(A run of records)
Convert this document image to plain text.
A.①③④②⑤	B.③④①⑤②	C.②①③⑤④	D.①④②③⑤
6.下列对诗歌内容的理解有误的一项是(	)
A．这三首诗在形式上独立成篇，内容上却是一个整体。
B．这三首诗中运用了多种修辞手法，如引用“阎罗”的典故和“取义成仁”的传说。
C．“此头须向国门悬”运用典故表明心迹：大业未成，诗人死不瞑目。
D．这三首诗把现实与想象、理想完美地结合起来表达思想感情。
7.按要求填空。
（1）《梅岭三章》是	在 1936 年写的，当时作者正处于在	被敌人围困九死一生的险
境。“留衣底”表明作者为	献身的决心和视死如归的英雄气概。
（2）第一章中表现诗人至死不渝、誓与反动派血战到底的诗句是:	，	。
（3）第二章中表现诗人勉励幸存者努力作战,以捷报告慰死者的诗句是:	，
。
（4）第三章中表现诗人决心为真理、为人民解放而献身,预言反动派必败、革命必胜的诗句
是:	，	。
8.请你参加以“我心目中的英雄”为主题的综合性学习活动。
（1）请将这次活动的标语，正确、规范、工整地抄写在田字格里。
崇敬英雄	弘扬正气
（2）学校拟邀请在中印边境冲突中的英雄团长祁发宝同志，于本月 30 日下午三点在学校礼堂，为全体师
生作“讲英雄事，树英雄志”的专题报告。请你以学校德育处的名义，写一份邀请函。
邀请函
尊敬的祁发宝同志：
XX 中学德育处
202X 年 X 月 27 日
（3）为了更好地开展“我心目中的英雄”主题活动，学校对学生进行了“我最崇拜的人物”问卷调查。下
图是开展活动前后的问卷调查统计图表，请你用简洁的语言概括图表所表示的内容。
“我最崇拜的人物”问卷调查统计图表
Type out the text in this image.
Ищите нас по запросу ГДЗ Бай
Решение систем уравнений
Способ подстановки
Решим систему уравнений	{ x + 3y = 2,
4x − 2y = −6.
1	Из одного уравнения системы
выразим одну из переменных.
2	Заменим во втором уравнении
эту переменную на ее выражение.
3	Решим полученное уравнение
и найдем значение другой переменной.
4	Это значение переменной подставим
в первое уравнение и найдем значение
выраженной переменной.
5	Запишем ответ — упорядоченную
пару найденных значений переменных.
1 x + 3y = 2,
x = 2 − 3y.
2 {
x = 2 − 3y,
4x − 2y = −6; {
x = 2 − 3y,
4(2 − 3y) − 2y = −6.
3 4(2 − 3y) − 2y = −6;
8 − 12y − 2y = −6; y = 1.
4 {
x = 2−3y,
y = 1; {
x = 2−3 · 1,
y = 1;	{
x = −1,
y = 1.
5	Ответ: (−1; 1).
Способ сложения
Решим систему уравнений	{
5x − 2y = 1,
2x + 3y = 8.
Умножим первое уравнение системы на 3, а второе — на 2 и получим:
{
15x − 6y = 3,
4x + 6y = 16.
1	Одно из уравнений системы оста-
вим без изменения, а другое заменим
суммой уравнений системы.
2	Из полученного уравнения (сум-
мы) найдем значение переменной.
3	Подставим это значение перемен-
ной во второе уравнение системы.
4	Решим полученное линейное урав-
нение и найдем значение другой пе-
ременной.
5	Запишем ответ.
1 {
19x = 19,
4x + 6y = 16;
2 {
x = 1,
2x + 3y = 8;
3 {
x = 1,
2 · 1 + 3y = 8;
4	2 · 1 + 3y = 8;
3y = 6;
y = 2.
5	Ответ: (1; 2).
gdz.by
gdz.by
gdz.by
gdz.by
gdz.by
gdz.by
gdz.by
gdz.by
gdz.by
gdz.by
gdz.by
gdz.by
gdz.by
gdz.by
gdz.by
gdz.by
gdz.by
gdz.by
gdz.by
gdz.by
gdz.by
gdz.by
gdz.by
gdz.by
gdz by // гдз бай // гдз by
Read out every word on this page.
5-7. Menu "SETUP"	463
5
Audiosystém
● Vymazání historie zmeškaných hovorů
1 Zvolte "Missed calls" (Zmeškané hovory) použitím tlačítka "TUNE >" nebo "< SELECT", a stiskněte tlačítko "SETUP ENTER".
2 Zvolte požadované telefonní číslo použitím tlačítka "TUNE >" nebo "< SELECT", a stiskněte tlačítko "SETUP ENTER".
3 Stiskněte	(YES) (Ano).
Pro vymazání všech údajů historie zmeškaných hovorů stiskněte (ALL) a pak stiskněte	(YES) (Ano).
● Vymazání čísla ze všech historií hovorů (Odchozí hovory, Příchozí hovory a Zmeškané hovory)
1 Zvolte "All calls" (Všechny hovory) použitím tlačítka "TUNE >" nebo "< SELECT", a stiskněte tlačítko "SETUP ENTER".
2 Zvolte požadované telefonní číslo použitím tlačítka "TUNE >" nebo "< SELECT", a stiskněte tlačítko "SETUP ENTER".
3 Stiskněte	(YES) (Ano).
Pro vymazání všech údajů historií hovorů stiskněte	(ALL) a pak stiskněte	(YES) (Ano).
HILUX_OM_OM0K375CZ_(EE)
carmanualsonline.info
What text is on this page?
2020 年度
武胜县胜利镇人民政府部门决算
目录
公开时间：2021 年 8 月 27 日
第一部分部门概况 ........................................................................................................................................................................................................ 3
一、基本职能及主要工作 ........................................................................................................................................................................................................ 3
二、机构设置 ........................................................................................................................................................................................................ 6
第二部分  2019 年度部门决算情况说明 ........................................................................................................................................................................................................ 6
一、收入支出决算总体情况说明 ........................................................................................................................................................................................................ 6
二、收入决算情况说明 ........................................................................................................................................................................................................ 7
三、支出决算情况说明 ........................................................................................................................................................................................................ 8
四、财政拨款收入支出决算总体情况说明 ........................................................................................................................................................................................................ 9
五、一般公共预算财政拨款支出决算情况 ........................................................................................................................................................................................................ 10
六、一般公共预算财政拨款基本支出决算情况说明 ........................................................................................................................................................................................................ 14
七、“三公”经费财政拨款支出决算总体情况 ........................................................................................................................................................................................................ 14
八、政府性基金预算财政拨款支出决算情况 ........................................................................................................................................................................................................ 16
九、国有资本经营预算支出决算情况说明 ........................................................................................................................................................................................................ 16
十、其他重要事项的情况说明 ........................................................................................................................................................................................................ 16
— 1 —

- _Task requirements_
Copy out all the entries shown above, character for character.

- _Reply_
Convert this document image to plain text.
A.①③④②⑤	B.③④①⑤②	C.②①③⑤④	D.①④②③⑤
6.下列对诗歌内容的理解有误的一项是(	)
A．这三首诗在形式上独立成篇，内容上却是一个整体。
B．这三首诗中运用了多种修辞手法，如引用“阎罗”的典故和“取义成仁”的传说。
C．“此头须向国门悬”运用典故表明心迹：大业未成，诗人死不瞑目。
D．这三首诗把现实与想象、理想完美地结合起来表达思想感情。
7.按要求填空。
（1）《梅岭三章》是	在 1936 年写的，当时作者正处于在	被敌人围困九死一生的险
境。“留衣底”表明作者为	献身的决心和视死如归的英雄气概。
（2）第一章中表现诗人至死不渝、誓与反动派血战到底的诗句是:	，	。
（3）第二章中表现诗人勉励幸存者努力作战,以捷报告慰死者的诗句是:	，
。
（4）第三章中表现诗人决心为真理、为人民解放而献身,预言反动派必败、革命必胜的诗句
是:	，	。
8.请你参加以“我心目中的英雄”为主题的综合性学习活动。
（1）请将这次活动的标语，正确、规范、工整地抄写在田字格里。
崇敬英雄	弘扬正气
（2）学校拟邀请在中印边境冲突中的英雄团长祁发宝同志，于本月 30 日下午三点在学校礼堂，为全体师
生作“讲英雄事，树英雄志”的专题报告。请你以学校德育处的名义，写一份邀请函。
邀请函
尊敬的祁发宝同志：
XX 中学德育处
202X 年 X 月 27 日
（3）为了更好地开展“我心目中的英雄”主题活动，学校对学生进行了“我最崇拜的人物”问卷调查。下
图是开展活动前后的问卷调查统计图表，请你用简洁的语言概括图表所表示的内容。
“我最崇拜的人物”问卷调查统计图表
Type out the text in this image.
Ищите нас по запросу ГДЗ Бай
Решение систем уравнений
Способ подстановки
Решим систему уравнений	{ x + 3y = 2,
4x − 2y = −6.
1	Из одного уравнения системы
выразим одну из переменных.
2	Заменим во втором уравнении
эту переменную на ее выражение.
3	Решим полученное уравнение
и найдем значение другой переменной.
4	Это значение переменной подставим
в первое уравнение и найдем значение
выраженной переменной.
5	Запишем ответ — упорядоченную
пару найденных значений переменных.
1 x + 3y = 2,
x = 2 − 3y.
2 {
x = 2 − 3y,
4x − 2y = −6; {
x = 2 − 3y,
4(2 − 3y) − 2y = −6.
3 4(2 − 3y) − 2y = −6;
8 − 12y − 2y = −6; y = 1.
4 {
x = 2−3y,
y = 1; {
x = 2−3 · 1,
y = 1;	{
x = −1,
y = 1.
5	Ответ: (−1; 1).
Способ сложения
Решим систему уравнений	{
5x − 2y = 1,
2x + 3y = 8.
Умножим первое уравнение системы на 3, а второе — на 2 и получим:
{
15x − 6y = 3,
4x + 6y = 16.
1	Одно из уравнений системы оста-
вим без изменения, а другое заменим
суммой уравнений системы.
2	Из полученного уравнения (сум-
мы) найдем значение переменной.
3	Подставим это значение перемен-
ной во второе уравнение системы.
4	Решим полученное линейное урав-
нение и найдем значение другой пе-
ременной.
5	Запишем ответ.
1 {
19x = 19,
4x + 6y = 16;
2 {
x = 1,
2x + 3y = 8;
3 {
x = 1,
2 · 1 + 3y = 8;
4	2 · 1 + 3y = 8;
3y = 6;
y = 2.
5	Ответ: (1; 2).
gdz.by
gdz.by
gdz.by
gdz.by
gdz.by
gdz.by
gdz.by
gdz.by
gdz.by
gdz.by
gdz.by
gdz.by
gdz.by
gdz.by
gdz.by
gdz.by
gdz.by
gdz.by
gdz.by
gdz.by
gdz.by
gdz.by
gdz.by
gdz.by
gdz by // гдз бай // гдз by
Read out every word on this page.
5-7. Menu "SETUP"	463
5
Audiosystém
● Vymazání historie zmeškaných hovorů
1 Zvolte "Missed calls" (Zmeškané hovory) použitím tlačítka "TUNE >" nebo "< SELECT", a stiskněte tlačítko "SETUP ENTER".
2 Zvolte požadované telefonní číslo použitím tlačítka "TUNE >" nebo "< SELECT", a stiskněte tlačítko "SETUP ENTER".
3 Stiskněte	(YES) (Ano).
Pro vymazání všech údajů historie zmeškaných hovorů stiskněte (ALL) a pak stiskněte	(YES) (Ano).
● Vymazání čísla ze všech historií hovorů (Odchozí hovory, Příchozí hovory a Zmeškané hovory)
1 Zvolte "All calls" (Všechny hovory) použitím tlačítka "TUNE >" nebo "< SELECT", a stiskněte tlačítko "SETUP ENTER".
2 Zvolte požadované telefonní číslo použitím tlačítka "TUNE >" nebo "< SELECT", a stiskněte tlačítko "SETUP ENTER".
3 Stiskněte	(YES) (Ano).
Pro vymazání všech údajů historií hovorů stiskněte	(ALL) a pak stiskněte	(YES) (Ano).
HILUX_OM_OM0K375CZ_(EE)
carmanualsonline.info
What text is on this page?
2020 年度
武胜县胜利镇人民政府部门决算
目录
公开时间：2021 年 8 月 27 日
第一部分部门概况 ........................................................................................................................................................................................................ 3
一、基本职能及主要工作 ........................................................................................................................................................................................................ 3
二、机构设置 ........................................................................................................................................................................................................ 6
第二部分  2019 年度部门决算情况说明 ........................................................................................................................................................................................................ 6
一、收入支出决算总体情况说明 ........................................................................................................................................................................................................ 6
二、收入决算情况说明 ........................................................................................................................................................................................................ 7
三、支出决算情况说明 ........................................................................................................................................................................................................ 8
四、财政拨款收入支出决算总体情况说明 ........................................................................................................................................................................................................ 9
五、一般公共预算财政拨款支出决算情况 ........................................................................................................................................................................................................ 10
六、一般公共预算财政拨款基本支出决算情况说明 ........................................................................................................................................................................................................ 14
七、“三公”经费财政拨款支出决算总体情况 ........................................................................................................................................................................................................ 14
八、政府性基金预算财政拨款支出决算情况 ........................................................................................................................................................................................................ 16
九、国有资本经营预算支出决算情况说明 ........................................................................................................................................................................................................ 16
十、其他重要事项的情况说明 ........................................................................................................................................................................................................ 16
— 1 —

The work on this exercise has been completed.